» Work to complete
Look through the data below. Pick out the lines holding the string "this".
-*-*-
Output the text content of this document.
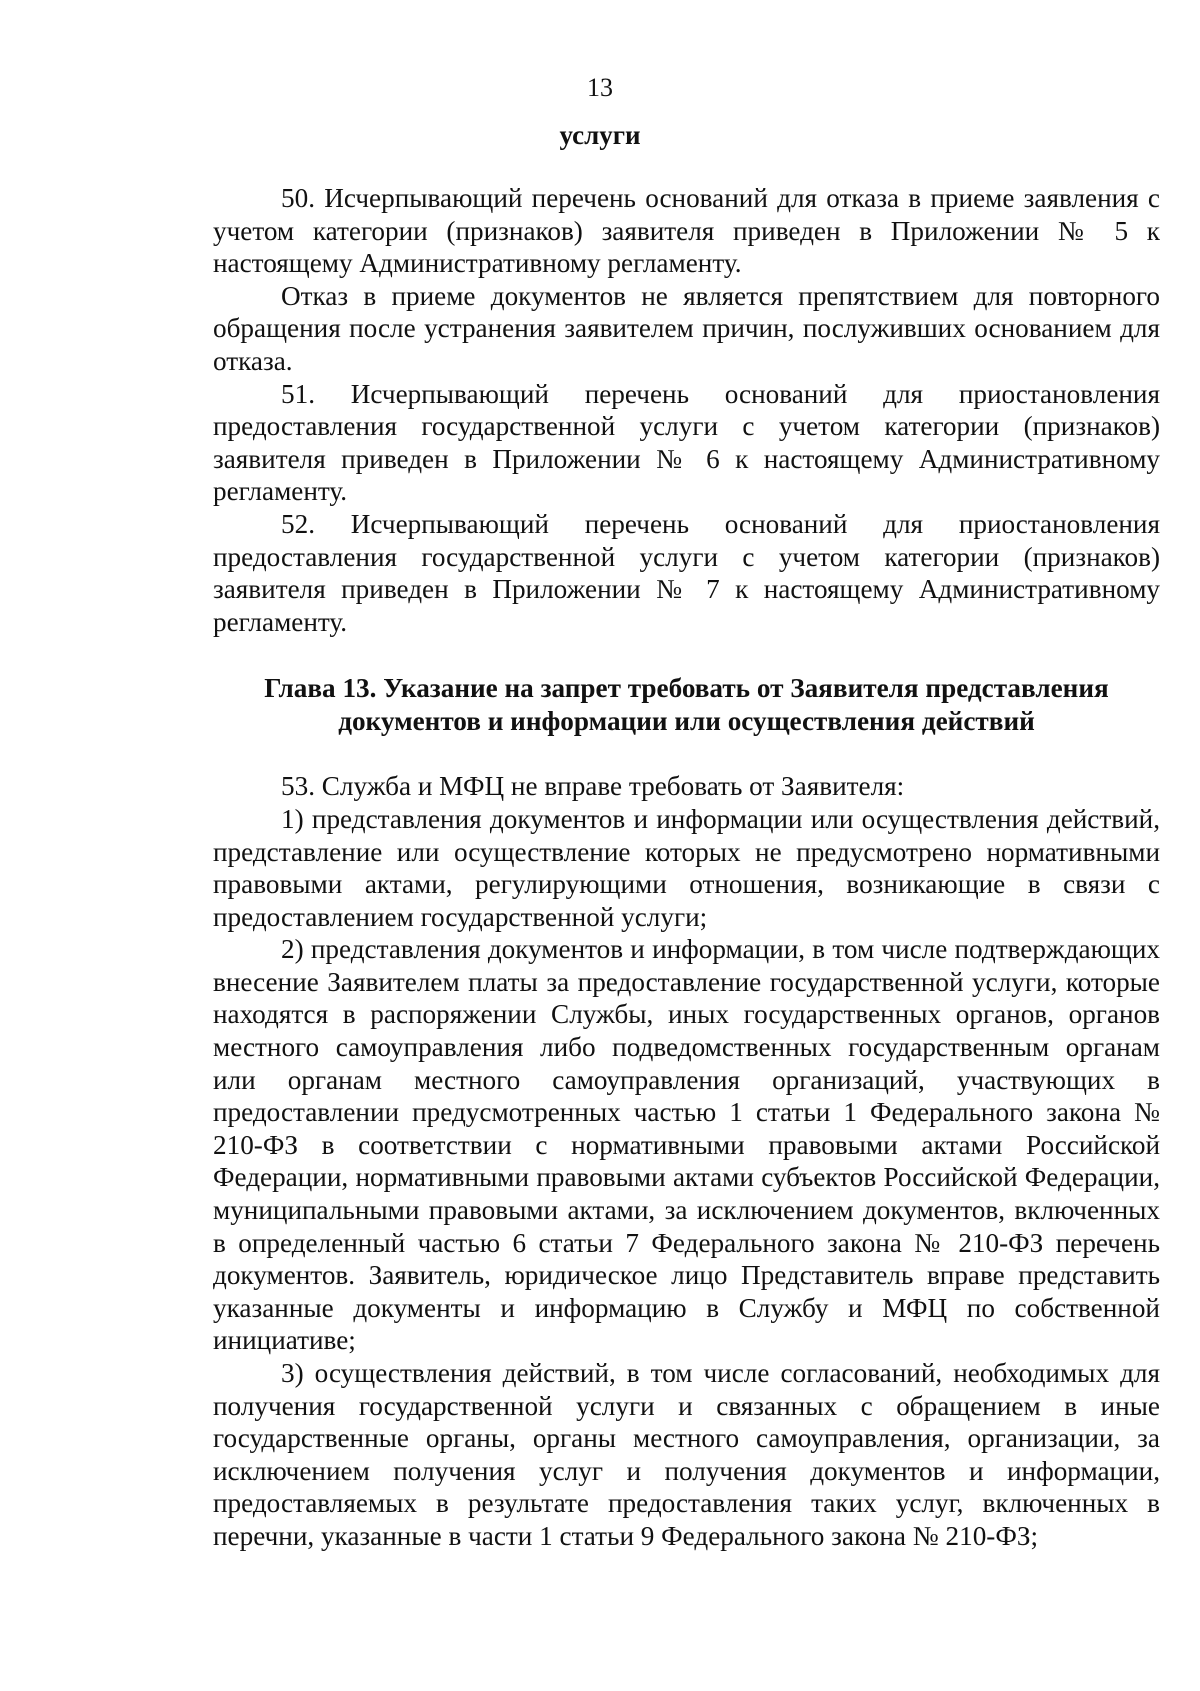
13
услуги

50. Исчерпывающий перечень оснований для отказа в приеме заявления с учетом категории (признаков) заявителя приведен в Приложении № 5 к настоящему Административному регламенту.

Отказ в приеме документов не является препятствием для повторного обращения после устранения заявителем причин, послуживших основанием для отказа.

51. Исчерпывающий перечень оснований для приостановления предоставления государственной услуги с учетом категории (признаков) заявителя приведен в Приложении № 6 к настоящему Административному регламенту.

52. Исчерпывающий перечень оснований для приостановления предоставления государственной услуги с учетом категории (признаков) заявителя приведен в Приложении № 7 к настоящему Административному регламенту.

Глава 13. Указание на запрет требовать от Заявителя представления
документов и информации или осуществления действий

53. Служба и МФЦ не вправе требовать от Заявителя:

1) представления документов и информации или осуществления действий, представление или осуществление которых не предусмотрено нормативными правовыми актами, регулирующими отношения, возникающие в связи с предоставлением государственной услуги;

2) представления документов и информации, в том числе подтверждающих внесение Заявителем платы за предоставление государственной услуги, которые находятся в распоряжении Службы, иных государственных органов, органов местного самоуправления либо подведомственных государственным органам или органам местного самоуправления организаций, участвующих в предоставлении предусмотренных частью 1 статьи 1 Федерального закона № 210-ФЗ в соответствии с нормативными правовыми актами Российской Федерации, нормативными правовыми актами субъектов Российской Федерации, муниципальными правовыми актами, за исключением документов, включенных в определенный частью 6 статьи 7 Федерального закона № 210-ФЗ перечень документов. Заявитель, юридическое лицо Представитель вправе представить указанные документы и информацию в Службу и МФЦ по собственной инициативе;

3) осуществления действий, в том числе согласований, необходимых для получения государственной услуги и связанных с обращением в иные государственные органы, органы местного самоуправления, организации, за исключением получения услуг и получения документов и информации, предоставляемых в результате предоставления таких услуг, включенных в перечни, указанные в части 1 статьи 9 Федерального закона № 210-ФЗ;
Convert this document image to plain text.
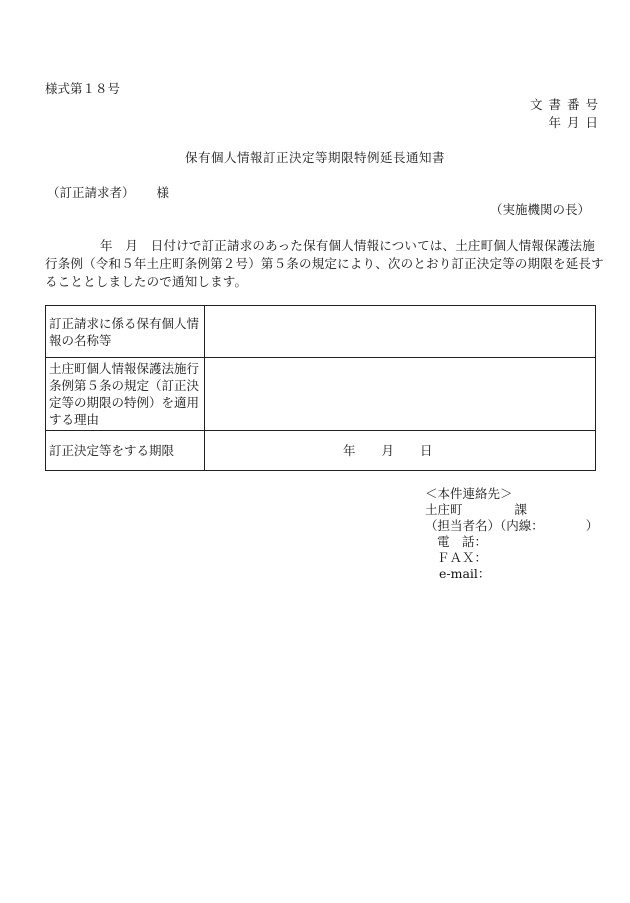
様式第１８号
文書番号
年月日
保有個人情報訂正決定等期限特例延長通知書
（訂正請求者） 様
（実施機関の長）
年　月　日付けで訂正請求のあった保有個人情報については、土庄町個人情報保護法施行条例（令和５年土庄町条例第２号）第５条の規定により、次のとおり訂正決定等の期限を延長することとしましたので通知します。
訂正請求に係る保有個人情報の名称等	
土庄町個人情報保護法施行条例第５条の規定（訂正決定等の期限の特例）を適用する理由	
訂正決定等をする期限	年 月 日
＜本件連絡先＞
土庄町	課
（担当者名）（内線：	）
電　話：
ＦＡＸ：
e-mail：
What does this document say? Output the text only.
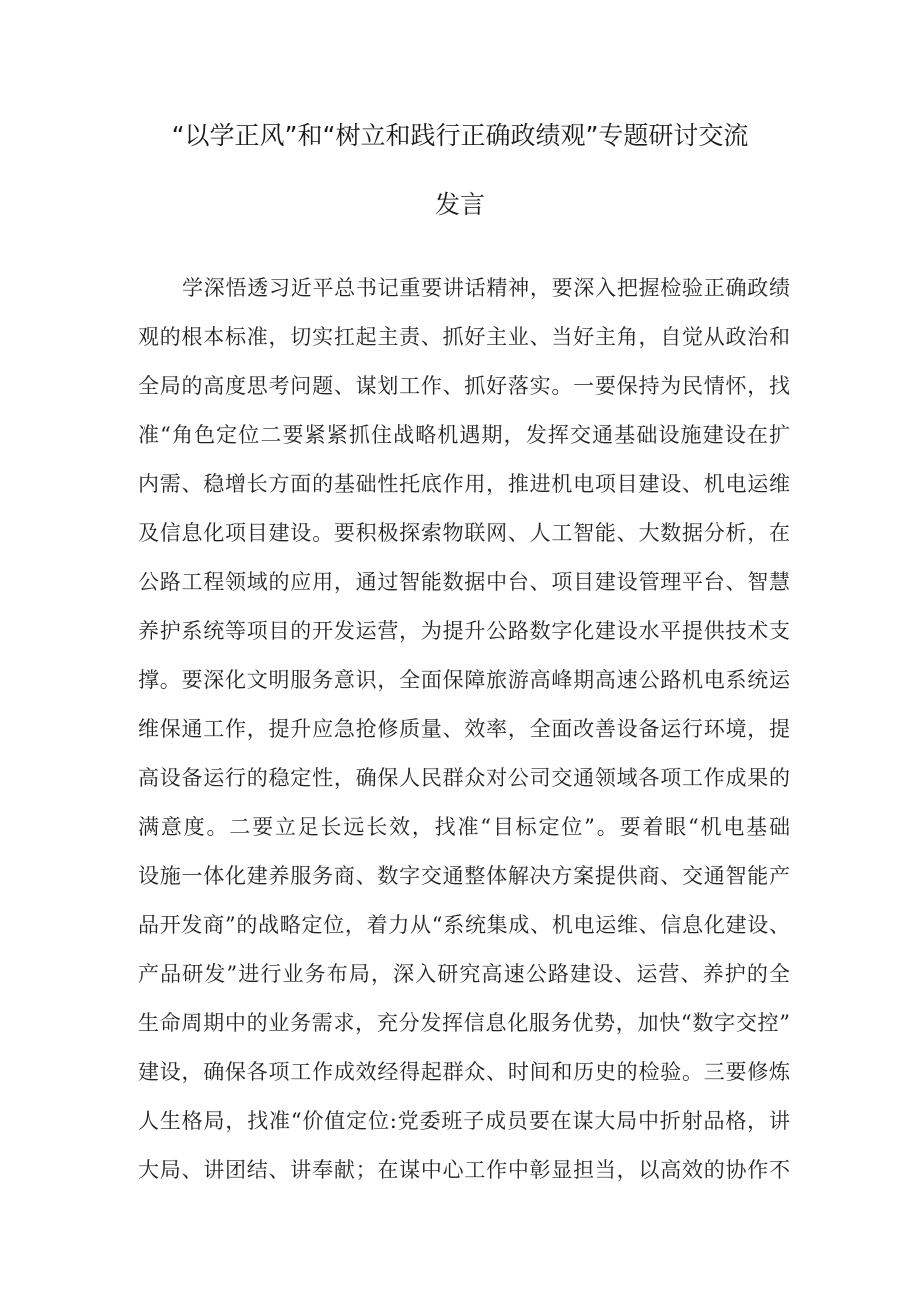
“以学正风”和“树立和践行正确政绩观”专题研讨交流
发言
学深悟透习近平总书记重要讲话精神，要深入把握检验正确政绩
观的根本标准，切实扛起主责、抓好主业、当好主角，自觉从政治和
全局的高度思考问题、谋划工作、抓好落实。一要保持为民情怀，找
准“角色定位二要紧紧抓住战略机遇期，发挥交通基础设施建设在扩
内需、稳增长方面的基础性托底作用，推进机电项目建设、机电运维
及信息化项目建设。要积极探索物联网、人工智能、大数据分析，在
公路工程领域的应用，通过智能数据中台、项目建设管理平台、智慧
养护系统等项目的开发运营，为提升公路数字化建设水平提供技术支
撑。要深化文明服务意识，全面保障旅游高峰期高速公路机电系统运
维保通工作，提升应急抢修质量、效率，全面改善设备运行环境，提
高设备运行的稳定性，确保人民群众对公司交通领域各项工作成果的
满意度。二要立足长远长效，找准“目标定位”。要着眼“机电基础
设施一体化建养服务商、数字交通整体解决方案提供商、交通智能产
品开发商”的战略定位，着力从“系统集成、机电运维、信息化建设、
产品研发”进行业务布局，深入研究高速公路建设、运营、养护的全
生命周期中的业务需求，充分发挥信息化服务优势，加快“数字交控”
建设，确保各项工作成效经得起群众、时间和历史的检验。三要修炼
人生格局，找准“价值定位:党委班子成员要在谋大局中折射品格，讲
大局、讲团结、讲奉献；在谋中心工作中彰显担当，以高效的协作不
-*-*-
» Answer below
Output the text content of this document.
Convert this document image to plain text.
What does this document say? Output the text only.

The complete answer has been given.